Extracted data entries:
# # #

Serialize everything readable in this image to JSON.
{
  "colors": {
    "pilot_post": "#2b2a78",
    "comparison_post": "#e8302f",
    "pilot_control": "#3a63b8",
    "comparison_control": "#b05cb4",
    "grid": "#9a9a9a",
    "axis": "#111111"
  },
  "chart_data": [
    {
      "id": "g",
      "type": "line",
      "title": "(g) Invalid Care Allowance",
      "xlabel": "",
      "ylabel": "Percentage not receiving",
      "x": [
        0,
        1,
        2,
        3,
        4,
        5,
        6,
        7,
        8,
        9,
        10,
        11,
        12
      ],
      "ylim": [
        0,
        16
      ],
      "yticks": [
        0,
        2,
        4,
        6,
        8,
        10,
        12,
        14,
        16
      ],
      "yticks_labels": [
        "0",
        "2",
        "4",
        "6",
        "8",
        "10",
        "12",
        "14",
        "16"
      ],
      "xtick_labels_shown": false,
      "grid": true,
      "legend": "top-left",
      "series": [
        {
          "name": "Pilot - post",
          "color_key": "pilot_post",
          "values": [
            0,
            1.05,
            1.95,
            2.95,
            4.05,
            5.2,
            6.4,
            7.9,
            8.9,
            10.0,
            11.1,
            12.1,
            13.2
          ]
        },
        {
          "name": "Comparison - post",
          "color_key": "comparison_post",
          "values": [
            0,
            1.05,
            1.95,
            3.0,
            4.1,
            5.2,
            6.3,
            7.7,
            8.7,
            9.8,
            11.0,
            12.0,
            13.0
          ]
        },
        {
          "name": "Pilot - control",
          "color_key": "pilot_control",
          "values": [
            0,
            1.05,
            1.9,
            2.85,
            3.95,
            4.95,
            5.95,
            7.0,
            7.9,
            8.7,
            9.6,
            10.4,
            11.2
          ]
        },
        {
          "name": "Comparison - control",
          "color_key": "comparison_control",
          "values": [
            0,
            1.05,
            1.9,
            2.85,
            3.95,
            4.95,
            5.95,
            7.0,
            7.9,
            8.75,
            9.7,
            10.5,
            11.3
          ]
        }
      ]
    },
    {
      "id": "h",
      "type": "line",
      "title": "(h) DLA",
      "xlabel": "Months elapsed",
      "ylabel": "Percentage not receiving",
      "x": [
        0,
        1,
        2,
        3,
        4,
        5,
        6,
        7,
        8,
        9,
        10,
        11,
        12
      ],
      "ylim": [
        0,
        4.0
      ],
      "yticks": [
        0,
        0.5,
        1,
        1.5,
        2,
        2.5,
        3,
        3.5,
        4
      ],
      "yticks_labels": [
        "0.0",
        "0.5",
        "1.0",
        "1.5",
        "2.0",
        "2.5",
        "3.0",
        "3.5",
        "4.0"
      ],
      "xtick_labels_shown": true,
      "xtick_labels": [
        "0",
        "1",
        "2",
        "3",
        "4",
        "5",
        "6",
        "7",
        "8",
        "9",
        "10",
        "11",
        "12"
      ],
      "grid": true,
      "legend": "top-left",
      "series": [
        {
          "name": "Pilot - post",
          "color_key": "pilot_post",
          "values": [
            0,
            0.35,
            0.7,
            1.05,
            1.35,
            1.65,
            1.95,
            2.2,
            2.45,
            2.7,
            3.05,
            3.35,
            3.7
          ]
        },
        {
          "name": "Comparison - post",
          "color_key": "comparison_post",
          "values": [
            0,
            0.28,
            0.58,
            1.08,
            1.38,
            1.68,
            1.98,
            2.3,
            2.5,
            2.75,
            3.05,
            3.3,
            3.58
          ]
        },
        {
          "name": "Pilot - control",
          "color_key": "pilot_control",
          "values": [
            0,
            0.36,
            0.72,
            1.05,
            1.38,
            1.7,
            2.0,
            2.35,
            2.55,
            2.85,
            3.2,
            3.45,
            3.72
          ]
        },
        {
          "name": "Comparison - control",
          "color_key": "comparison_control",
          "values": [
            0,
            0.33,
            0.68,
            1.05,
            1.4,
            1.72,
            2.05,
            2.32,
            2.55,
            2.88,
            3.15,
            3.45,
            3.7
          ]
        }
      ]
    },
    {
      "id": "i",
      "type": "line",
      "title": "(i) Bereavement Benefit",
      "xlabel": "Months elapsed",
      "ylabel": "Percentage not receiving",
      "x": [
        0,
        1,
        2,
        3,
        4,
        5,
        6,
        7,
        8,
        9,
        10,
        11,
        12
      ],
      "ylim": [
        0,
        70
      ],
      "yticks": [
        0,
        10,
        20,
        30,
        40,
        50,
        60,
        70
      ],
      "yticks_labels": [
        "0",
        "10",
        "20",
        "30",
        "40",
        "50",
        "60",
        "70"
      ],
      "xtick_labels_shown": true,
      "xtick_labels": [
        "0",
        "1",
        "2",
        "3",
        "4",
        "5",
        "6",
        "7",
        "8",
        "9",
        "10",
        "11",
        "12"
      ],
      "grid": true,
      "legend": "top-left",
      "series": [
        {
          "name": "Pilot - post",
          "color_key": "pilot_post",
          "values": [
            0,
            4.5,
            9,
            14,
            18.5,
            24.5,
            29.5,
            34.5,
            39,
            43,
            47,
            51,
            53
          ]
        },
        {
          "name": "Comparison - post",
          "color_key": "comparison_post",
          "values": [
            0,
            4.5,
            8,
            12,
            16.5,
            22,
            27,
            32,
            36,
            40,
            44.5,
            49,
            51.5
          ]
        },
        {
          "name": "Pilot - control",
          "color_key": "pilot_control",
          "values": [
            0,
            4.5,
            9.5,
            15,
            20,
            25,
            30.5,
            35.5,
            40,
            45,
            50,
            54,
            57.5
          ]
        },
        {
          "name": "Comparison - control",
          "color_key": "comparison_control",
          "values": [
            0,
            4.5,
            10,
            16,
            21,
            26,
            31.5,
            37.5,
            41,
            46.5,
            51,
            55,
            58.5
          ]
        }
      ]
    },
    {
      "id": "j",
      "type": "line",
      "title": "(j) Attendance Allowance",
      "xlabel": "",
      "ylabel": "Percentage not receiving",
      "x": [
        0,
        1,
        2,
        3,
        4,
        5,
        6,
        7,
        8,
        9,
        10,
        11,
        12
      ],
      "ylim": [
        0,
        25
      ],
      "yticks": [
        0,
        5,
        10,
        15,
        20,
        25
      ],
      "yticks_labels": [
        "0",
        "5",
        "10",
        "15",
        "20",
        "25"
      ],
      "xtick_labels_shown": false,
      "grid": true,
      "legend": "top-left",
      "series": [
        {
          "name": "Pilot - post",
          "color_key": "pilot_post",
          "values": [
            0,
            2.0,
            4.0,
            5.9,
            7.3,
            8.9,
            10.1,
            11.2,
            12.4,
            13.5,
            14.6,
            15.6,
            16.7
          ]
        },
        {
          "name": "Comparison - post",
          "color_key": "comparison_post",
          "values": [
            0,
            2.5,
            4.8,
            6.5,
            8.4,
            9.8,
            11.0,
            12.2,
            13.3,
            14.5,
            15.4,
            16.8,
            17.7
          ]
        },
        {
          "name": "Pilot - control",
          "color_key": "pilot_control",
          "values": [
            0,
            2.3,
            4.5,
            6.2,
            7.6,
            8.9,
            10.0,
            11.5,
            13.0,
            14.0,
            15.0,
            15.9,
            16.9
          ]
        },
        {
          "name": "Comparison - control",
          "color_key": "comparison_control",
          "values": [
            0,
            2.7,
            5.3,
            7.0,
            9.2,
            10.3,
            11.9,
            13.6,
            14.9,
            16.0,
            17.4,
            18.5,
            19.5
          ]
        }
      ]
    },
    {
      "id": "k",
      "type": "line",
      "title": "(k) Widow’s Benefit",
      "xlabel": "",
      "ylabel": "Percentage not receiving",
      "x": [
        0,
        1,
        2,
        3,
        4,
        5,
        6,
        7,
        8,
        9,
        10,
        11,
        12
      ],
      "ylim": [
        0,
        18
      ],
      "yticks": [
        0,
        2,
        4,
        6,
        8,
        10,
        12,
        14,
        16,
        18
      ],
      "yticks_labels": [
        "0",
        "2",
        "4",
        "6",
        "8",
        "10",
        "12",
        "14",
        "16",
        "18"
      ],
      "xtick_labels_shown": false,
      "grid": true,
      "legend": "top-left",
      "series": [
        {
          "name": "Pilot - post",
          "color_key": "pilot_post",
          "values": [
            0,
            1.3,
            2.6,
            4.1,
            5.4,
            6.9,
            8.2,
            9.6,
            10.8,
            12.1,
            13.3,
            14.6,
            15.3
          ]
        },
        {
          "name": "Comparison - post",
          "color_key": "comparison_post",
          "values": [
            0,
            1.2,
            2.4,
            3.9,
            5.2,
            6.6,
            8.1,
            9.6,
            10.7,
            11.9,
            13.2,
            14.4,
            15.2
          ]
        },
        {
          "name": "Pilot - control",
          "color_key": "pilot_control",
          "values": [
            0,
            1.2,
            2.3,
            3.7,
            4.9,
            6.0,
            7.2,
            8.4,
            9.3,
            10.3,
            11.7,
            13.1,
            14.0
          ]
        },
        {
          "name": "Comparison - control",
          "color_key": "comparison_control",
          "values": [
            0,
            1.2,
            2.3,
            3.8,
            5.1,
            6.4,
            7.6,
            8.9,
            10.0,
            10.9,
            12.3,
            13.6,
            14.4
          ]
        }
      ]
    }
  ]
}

# # #

BRIEF :: Using the entries above, return each line in which the word "title" occurs.

SOLVED EXERCISE ::
      "title": "(g) Invalid Care Allowance",
      "title": "(h) DLA",
      "title": "(i) Bereavement Benefit",
      "title": "(j) Attendance Allowance",
      "title": "(k) Widow’s Benefit",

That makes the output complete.